WHAT TO DO:
Retype every entry in its entirety, without alteration.

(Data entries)
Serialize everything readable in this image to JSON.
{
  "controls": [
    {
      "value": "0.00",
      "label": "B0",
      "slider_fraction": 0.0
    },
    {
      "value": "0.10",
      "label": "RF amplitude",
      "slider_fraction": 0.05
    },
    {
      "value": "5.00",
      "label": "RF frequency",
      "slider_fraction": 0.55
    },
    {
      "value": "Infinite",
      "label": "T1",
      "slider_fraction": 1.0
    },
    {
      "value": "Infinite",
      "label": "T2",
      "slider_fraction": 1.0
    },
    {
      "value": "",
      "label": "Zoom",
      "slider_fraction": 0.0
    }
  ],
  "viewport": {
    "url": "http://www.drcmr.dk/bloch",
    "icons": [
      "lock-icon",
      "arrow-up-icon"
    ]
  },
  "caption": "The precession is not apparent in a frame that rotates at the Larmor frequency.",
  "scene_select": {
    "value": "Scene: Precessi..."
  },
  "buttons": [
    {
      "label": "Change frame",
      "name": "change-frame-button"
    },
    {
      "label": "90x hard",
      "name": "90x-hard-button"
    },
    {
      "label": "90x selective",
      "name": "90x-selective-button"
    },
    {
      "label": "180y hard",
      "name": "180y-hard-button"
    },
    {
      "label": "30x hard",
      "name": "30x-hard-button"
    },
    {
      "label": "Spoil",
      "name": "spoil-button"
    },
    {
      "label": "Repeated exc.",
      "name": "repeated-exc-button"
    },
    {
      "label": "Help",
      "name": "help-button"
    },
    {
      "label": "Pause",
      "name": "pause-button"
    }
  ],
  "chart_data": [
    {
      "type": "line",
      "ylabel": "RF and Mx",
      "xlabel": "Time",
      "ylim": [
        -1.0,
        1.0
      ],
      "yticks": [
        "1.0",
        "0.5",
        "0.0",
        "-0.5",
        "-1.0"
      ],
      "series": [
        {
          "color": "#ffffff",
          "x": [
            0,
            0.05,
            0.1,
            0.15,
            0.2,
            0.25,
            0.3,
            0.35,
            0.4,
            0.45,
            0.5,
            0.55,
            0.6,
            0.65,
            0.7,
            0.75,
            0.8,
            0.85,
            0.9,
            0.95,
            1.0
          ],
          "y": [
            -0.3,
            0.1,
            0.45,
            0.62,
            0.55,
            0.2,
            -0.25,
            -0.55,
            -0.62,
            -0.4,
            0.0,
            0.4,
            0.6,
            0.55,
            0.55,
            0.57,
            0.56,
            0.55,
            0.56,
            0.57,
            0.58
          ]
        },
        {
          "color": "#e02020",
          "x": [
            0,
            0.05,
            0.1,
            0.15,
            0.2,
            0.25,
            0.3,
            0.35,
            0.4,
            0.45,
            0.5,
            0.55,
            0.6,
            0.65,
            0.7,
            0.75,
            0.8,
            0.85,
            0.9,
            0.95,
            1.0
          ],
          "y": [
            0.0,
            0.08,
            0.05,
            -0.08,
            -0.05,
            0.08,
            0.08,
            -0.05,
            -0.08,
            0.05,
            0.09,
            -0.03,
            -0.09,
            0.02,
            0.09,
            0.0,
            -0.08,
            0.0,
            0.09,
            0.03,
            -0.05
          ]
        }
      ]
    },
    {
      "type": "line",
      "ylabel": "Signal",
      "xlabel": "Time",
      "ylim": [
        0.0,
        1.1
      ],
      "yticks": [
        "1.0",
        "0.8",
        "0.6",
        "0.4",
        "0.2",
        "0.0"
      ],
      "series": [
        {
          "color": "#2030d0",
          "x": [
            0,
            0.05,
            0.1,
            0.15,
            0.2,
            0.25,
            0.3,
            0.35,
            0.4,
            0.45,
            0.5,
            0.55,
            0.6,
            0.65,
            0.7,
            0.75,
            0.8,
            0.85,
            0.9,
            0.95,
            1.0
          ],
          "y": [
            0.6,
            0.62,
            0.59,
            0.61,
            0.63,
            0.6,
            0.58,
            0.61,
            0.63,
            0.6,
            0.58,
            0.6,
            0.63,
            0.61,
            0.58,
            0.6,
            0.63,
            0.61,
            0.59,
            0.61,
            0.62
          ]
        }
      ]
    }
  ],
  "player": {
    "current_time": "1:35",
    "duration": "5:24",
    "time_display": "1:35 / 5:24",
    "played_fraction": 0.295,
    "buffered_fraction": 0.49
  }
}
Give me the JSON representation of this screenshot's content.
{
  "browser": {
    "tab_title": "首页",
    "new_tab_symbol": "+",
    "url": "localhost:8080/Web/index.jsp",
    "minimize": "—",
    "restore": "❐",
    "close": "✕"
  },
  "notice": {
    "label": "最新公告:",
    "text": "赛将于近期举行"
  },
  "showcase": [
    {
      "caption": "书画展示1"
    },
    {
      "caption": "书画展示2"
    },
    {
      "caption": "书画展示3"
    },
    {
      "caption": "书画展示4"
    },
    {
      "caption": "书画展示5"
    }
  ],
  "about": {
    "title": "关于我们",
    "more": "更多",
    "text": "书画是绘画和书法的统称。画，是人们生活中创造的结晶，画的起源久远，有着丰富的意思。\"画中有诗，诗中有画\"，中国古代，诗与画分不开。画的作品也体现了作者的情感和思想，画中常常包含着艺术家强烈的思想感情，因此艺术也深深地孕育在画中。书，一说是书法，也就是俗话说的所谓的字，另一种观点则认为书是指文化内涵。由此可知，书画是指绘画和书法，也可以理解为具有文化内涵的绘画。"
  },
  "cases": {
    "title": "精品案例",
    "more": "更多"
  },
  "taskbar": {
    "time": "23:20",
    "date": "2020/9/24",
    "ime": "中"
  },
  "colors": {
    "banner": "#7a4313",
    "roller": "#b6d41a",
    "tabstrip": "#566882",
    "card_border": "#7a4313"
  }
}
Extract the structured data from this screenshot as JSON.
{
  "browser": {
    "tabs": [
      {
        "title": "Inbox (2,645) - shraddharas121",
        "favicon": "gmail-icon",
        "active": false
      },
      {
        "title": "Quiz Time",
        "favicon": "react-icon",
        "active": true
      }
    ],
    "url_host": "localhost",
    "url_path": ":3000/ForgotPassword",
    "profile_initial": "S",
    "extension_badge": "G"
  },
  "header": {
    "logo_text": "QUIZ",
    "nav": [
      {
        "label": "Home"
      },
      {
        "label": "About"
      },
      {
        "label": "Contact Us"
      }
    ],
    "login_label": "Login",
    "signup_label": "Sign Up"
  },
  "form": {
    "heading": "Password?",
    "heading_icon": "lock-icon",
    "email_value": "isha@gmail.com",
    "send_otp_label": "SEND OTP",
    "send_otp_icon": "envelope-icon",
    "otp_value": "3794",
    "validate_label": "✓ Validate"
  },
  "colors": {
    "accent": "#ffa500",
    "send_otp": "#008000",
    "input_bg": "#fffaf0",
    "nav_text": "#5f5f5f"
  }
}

SOLUTION FOR THIS PROBLEM:
Serialize everything readable in this image to JSON.
{
  "controls": [
    {
      "value": "0.00",
      "label": "B0",
      "slider_fraction": 0.0
    },
    {
      "value": "0.10",
      "label": "RF amplitude",
      "slider_fraction": 0.05
    },
    {
      "value": "5.00",
      "label": "RF frequency",
      "slider_fraction": 0.55
    },
    {
      "value": "Infinite",
      "label": "T1",
      "slider_fraction": 1.0
    },
    {
      "value": "Infinite",
      "label": "T2",
      "slider_fraction": 1.0
    },
    {
      "value": "",
      "label": "Zoom",
      "slider_fraction": 0.0
    }
  ],
  "viewport": {
    "url": "http://www.drcmr.dk/bloch",
    "icons": [
      "lock-icon",
      "arrow-up-icon"
    ]
  },
  "caption": "The precession is not apparent in a frame that rotates at the Larmor frequency.",
  "scene_select": {
    "value": "Scene: Precessi..."
  },
  "buttons": [
    {
      "label": "Change frame",
      "name": "change-frame-button"
    },
    {
      "label": "90x hard",
      "name": "90x-hard-button"
    },
    {
      "label": "90x selective",
      "name": "90x-selective-button"
    },
    {
      "label": "180y hard",
      "name": "180y-hard-button"
    },
    {
      "label": "30x hard",
      "name": "30x-hard-button"
    },
    {
      "label": "Spoil",
      "name": "spoil-button"
    },
    {
      "label": "Repeated exc.",
      "name": "repeated-exc-button"
    },
    {
      "label": "Help",
      "name": "help-button"
    },
    {
      "label": "Pause",
      "name": "pause-button"
    }
  ],
  "chart_data": [
    {
      "type": "line",
      "ylabel": "RF and Mx",
      "xlabel": "Time",
      "ylim": [
        -1.0,
        1.0
      ],
      "yticks": [
        "1.0",
        "0.5",
        "0.0",
        "-0.5",
        "-1.0"
      ],
      "series": [
        {
          "color": "#ffffff",
          "x": [
            0,
            0.05,
            0.1,
            0.15,
            0.2,
            0.25,
            0.3,
            0.35,
            0.4,
            0.45,
            0.5,
            0.55,
            0.6,
            0.65,
            0.7,
            0.75,
            0.8,
            0.85,
            0.9,
            0.95,
            1.0
          ],
          "y": [
            -0.3,
            0.1,
            0.45,
            0.62,
            0.55,
            0.2,
            -0.25,
            -0.55,
            -0.62,
            -0.4,
            0.0,
            0.4,
            0.6,
            0.55,
            0.55,
            0.57,
            0.56,
            0.55,
            0.56,
            0.57,
            0.58
          ]
        },
        {
          "color": "#e02020",
          "x": [
            0,
            0.05,
            0.1,
            0.15,
            0.2,
            0.25,
            0.3,
            0.35,
            0.4,
            0.45,
            0.5,
            0.55,
            0.6,
            0.65,
            0.7,
            0.75,
            0.8,
            0.85,
            0.9,
            0.95,
            1.0
          ],
          "y": [
            0.0,
            0.08,
            0.05,
            -0.08,
            -0.05,
            0.08,
            0.08,
            -0.05,
            -0.08,
            0.05,
            0.09,
            -0.03,
            -0.09,
            0.02,
            0.09,
            0.0,
            -0.08,
            0.0,
            0.09,
            0.03,
            -0.05
          ]
        }
      ]
    },
    {
      "type": "line",
      "ylabel": "Signal",
      "xlabel": "Time",
      "ylim": [
        0.0,
        1.1
      ],
      "yticks": [
        "1.0",
        "0.8",
        "0.6",
        "0.4",
        "0.2",
        "0.0"
      ],
      "series": [
        {
          "color": "#2030d0",
          "x": [
            0,
            0.05,
            0.1,
            0.15,
            0.2,
            0.25,
            0.3,
            0.35,
            0.4,
            0.45,
            0.5,
            0.55,
            0.6,
            0.65,
            0.7,
            0.75,
            0.8,
            0.85,
            0.9,
            0.95,
            1.0
          ],
          "y": [
            0.6,
            0.62,
            0.59,
            0.61,
            0.63,
            0.6,
            0.58,
            0.61,
            0.63,
            0.6,
            0.58,
            0.6,
            0.63,
            0.61,
            0.58,
            0.6,
            0.63,
            0.61,
            0.59,
            0.61,
            0.62
          ]
        }
      ]
    }
  ],
  "player": {
    "current_time": "1:35",
    "duration": "5:24",
    "time_display": "1:35 / 5:24",
    "played_fraction": 0.295,
    "buffered_fraction": 0.49
  }
}
Give me the JSON representation of this screenshot's content.
{
  "browser": {
    "tab_title": "首页",
    "new_tab_symbol": "+",
    "url": "localhost:8080/Web/index.jsp",
    "minimize": "—",
    "restore": "❐",
    "close": "✕"
  },
  "notice": {
    "label": "最新公告:",
    "text": "赛将于近期举行"
  },
  "showcase": [
    {
      "caption": "书画展示1"
    },
    {
      "caption": "书画展示2"
    },
    {
      "caption": "书画展示3"
    },
    {
      "caption": "书画展示4"
    },
    {
      "caption": "书画展示5"
    }
  ],
  "about": {
    "title": "关于我们",
    "more": "更多",
    "text": "书画是绘画和书法的统称。画，是人们生活中创造的结晶，画的起源久远，有着丰富的意思。\"画中有诗，诗中有画\"，中国古代，诗与画分不开。画的作品也体现了作者的情感和思想，画中常常包含着艺术家强烈的思想感情，因此艺术也深深地孕育在画中。书，一说是书法，也就是俗话说的所谓的字，另一种观点则认为书是指文化内涵。由此可知，书画是指绘画和书法，也可以理解为具有文化内涵的绘画。"
  },
  "cases": {
    "title": "精品案例",
    "more": "更多"
  },
  "taskbar": {
    "time": "23:20",
    "date": "2020/9/24",
    "ime": "中"
  },
  "colors": {
    "banner": "#7a4313",
    "roller": "#b6d41a",
    "tabstrip": "#566882",
    "card_border": "#7a4313"
  }
}
Extract the structured data from this screenshot as JSON.
{
  "browser": {
    "tabs": [
      {
        "title": "Inbox (2,645) - shraddharas121",
        "favicon": "gmail-icon",
        "active": false
      },
      {
        "title": "Quiz Time",
        "favicon": "react-icon",
        "active": true
      }
    ],
    "url_host": "localhost",
    "url_path": ":3000/ForgotPassword",
    "profile_initial": "S",
    "extension_badge": "G"
  },
  "header": {
    "logo_text": "QUIZ",
    "nav": [
      {
        "label": "Home"
      },
      {
        "label": "About"
      },
      {
        "label": "Contact Us"
      }
    ],
    "login_label": "Login",
    "signup_label": "Sign Up"
  },
  "form": {
    "heading": "Password?",
    "heading_icon": "lock-icon",
    "email_value": "isha@gmail.com",
    "send_otp_label": "SEND OTP",
    "send_otp_icon": "envelope-icon",
    "otp_value": "3794",
    "validate_label": "✓ Validate"
  },
  "colors": {
    "accent": "#ffa500",
    "send_otp": "#008000",
    "input_bg": "#fffaf0",
    "nav_text": "#5f5f5f"
  }
}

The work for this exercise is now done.